__Provided material__.
══════════
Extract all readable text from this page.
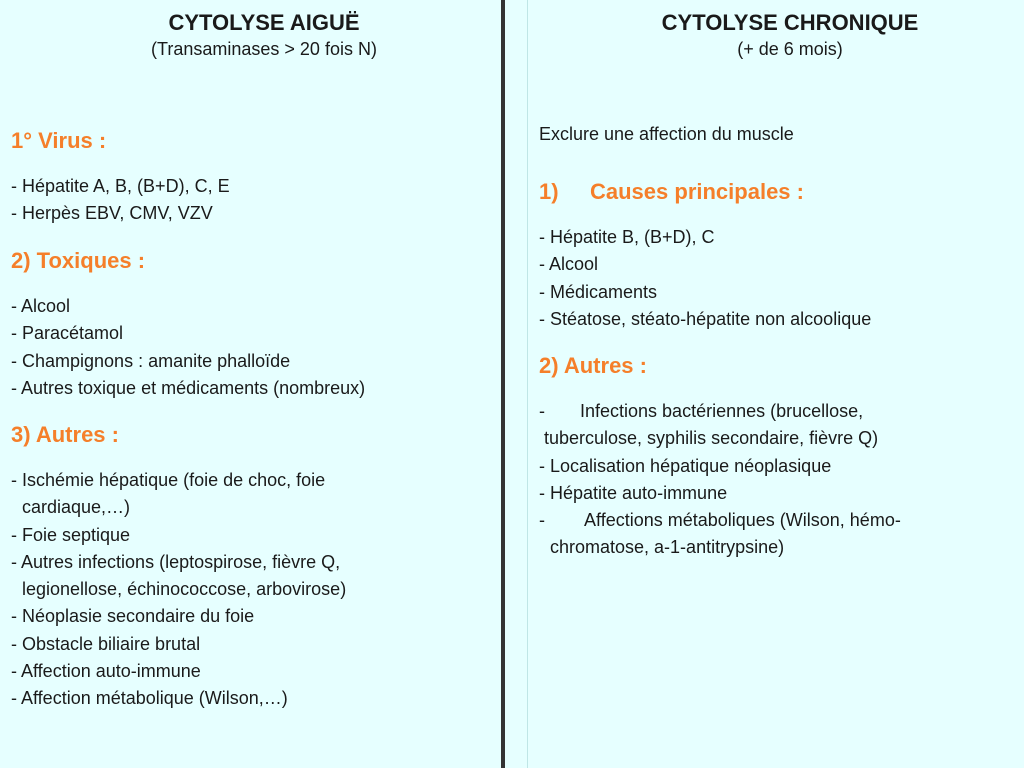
CYTOLYSE AIGUË
(Transaminases > 20 fois N)
1° Virus :
- Hépatite A, B, (B+D), C, E
- Herpès EBV, CMV, VZV
2) Toxiques :
- Alcool
- Paracétamol
- Champignons : amanite phalloïde
- Autres toxique et médicaments (nombreux)
3) Autres :
- Ischémie hépatique (foie de choc, foie
cardiaque,…)
- Foie septique
- Autres infections (leptospirose, fièvre Q,
legionellose, échinococcose, arbovirose)
- Néoplasie secondaire du foie
- Obstacle biliaire brutal
- Affection auto-immune
- Affection métabolique (Wilson,…)
CYTOLYSE CHRONIQUE
(+ de 6 mois)
Exclure une affection du muscle
1) Causes principales :
- Hépatite B, (B+D), C
- Alcool
- Médicaments
- Stéatose, stéato-hépatite non alcoolique
2) Autres :
-       Infections bactériennes (brucellose,
tuberculose, syphilis secondaire, fièvre Q)
- Localisation hépatique néoplasique
- Hépatite auto-immune
-        Affections métaboliques (Wilson, hémo-
chromatose, a-1-antitrypsine)
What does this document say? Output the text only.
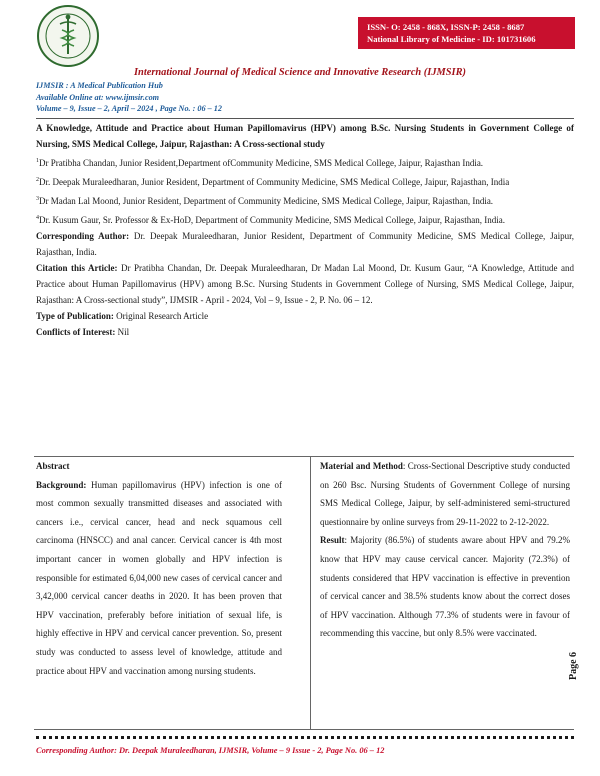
ISSN- O: 2458 - 868X, ISSN-P: 2458 - 8687
National Library of Medicine - ID: 101731606
International Journal of Medical Science and Innovative Research (IJMSIR)
IJMSIR : A Medical Publication Hub
Available Online at: www.ijmsir.com
Volume – 9, Issue – 2, April – 2024 , Page No. : 06 – 12

A Knowledge, Attitude and Practice about Human Papillomavirus (HPV) among B.Sc. Nursing Students in Government College of Nursing, SMS Medical College, Jaipur, Rajasthan: A Cross-sectional study

$^1$Dr Pratibha Chandan, Junior Resident,Department ofCommunity Medicine, SMS Medical College, Jaipur, Rajasthan India.

$^2$Dr. Deepak Muraleedharan, Junior Resident, Department of Community Medicine, SMS Medical College, Jaipur, Rajasthan, India

$^3$Dr Madan Lal Moond, Junior Resident, Department of Community Medicine, SMS Medical College, Jaipur, Rajasthan, India.

$^4$Dr. Kusum Gaur, Sr. Professor & Ex-HoD, Department of Community Medicine, SMS Medical College, Jaipur, Rajasthan, India.

Corresponding Author: Dr. Deepak Muraleedharan, Junior Resident, Department of Community Medicine, SMS Medical College, Jaipur, Rajasthan, India.

Citation this Article: Dr Pratibha Chandan, Dr. Deepak Muraleedharan, Dr Madan Lal Moond, Dr. Kusum Gaur, “A Knowledge, Attitude and Practice about Human Papillomavirus (HPV) among B.Sc. Nursing Students in Government College of Nursing, SMS Medical College, Jaipur, Rajasthan: A Cross-sectional study”, IJMSIR - April - 2024, Vol – 9, Issue - 2, P. No. 06 – 12.

Type of Publication: Original Research Article

Conflicts of Interest: Nil

Abstract

Background: Human papillomavirus (HPV) infection is one of most common sexually transmitted diseases and associated with cancers i.e., cervical cancer, head and neck squamous cell carcinoma (HNSCC) and anal cancer. Cervical cancer is 4th most important cancer in women globally and HPV infection is responsible for estimated 6,04,000 new cases of cervical cancer and 3,42,000 cervical cancer deaths in 2020. It has been proven that HPV vaccination, preferably before initiation of sexual life, is highly effective in HPV and cervical cancer prevention. So, present study was conducted to assess level of knowledge, attitude and practice about HPV and vaccination among nursing students.

Material and Method: Cross-Sectional Descriptive study conducted on 260 Bsc. Nursing Students of Government College of nursing SMS Medical College, Jaipur, by self-administered semi-structured questionnaire by online surveys from 29-11-2022 to 2-12-2022.

Result: Majority (86.5%) of students aware about HPV and 79.2% know that HPV may cause cervical cancer. Majority (72.3%) of students considered that HPV vaccination is effective in prevention of cervical cancer and 38.5% students know about the correct doses of HPV vaccination. Although 77.3% of students were in favour of recommending this vaccine, but only 8.5% were vaccinated.

Page 6
Corresponding Author: Dr. Deepak Muraleedharan, IJMSIR, Volume – 9 Issue - 2, Page No. 06 – 12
══════════
__What you need to do__. Copy all the data exactly as written, but skip any picture.

__Result of this exercise__.
Extract all readable text from this page.
CYTOLYSE AIGUË
(Transaminases > 20 fois N)
1° Virus :
- Hépatite A, B, (B+D), C, E
- Herpès EBV, CMV, VZV
2) Toxiques :
- Alcool
- Paracétamol
- Champignons : amanite phalloïde
- Autres toxique et médicaments (nombreux)
3) Autres :
- Ischémie hépatique (foie de choc, foie
cardiaque,…)
- Foie septique
- Autres infections (leptospirose, fièvre Q,
legionellose, échinococcose, arbovirose)
- Néoplasie secondaire du foie
- Obstacle biliaire brutal
- Affection auto-immune
- Affection métabolique (Wilson,…)
CYTOLYSE CHRONIQUE
(+ de 6 mois)
Exclure une affection du muscle
1) Causes principales :
- Hépatite B, (B+D), C
- Alcool
- Médicaments
- Stéatose, stéato-hépatite non alcoolique
2) Autres :
-       Infections bactériennes (brucellose,
tuberculose, syphilis secondaire, fièvre Q)
- Localisation hépatique néoplasique
- Hépatite auto-immune
-        Affections métaboliques (Wilson, hémo-
chromatose, a-1-antitrypsine)
What does this document say? Output the text only.
ISSN- O: 2458 - 868X, ISSN-P: 2458 - 8687
National Library of Medicine - ID: 101731606
International Journal of Medical Science and Innovative Research (IJMSIR)
IJMSIR : A Medical Publication Hub
Available Online at: www.ijmsir.com
Volume – 9, Issue – 2, April – 2024 , Page No. : 06 – 12

A Knowledge, Attitude and Practice about Human Papillomavirus (HPV) among B.Sc. Nursing Students in Government College of Nursing, SMS Medical College, Jaipur, Rajasthan: A Cross-sectional study

$^1$Dr Pratibha Chandan, Junior Resident,Department ofCommunity Medicine, SMS Medical College, Jaipur, Rajasthan India.

$^2$Dr. Deepak Muraleedharan, Junior Resident, Department of Community Medicine, SMS Medical College, Jaipur, Rajasthan, India

$^3$Dr Madan Lal Moond, Junior Resident, Department of Community Medicine, SMS Medical College, Jaipur, Rajasthan, India.

$^4$Dr. Kusum Gaur, Sr. Professor & Ex-HoD, Department of Community Medicine, SMS Medical College, Jaipur, Rajasthan, India.

Corresponding Author: Dr. Deepak Muraleedharan, Junior Resident, Department of Community Medicine, SMS Medical College, Jaipur, Rajasthan, India.

Citation this Article: Dr Pratibha Chandan, Dr. Deepak Muraleedharan, Dr Madan Lal Moond, Dr. Kusum Gaur, “A Knowledge, Attitude and Practice about Human Papillomavirus (HPV) among B.Sc. Nursing Students in Government College of Nursing, SMS Medical College, Jaipur, Rajasthan: A Cross-sectional study”, IJMSIR - April - 2024, Vol – 9, Issue - 2, P. No. 06 – 12.

Type of Publication: Original Research Article

Conflicts of Interest: Nil

Abstract

Background: Human papillomavirus (HPV) infection is one of most common sexually transmitted diseases and associated with cancers i.e., cervical cancer, head and neck squamous cell carcinoma (HNSCC) and anal cancer. Cervical cancer is 4th most important cancer in women globally and HPV infection is responsible for estimated 6,04,000 new cases of cervical cancer and 3,42,000 cervical cancer deaths in 2020. It has been proven that HPV vaccination, preferably before initiation of sexual life, is highly effective in HPV and cervical cancer prevention. So, present study was conducted to assess level of knowledge, attitude and practice about HPV and vaccination among nursing students.

Material and Method: Cross-Sectional Descriptive study conducted on 260 Bsc. Nursing Students of Government College of nursing SMS Medical College, Jaipur, by self-administered semi-structured questionnaire by online surveys from 29-11-2022 to 2-12-2022.

Result: Majority (86.5%) of students aware about HPV and 79.2% know that HPV may cause cervical cancer. Majority (72.3%) of students considered that HPV vaccination is effective in prevention of cervical cancer and 38.5% students know about the correct doses of HPV vaccination. Although 77.3% of students were in favour of recommending this vaccine, but only 8.5% were vaccinated.

Page 6
Corresponding Author: Dr. Deepak Muraleedharan, IJMSIR, Volume – 9 Issue - 2, Page No. 06 – 12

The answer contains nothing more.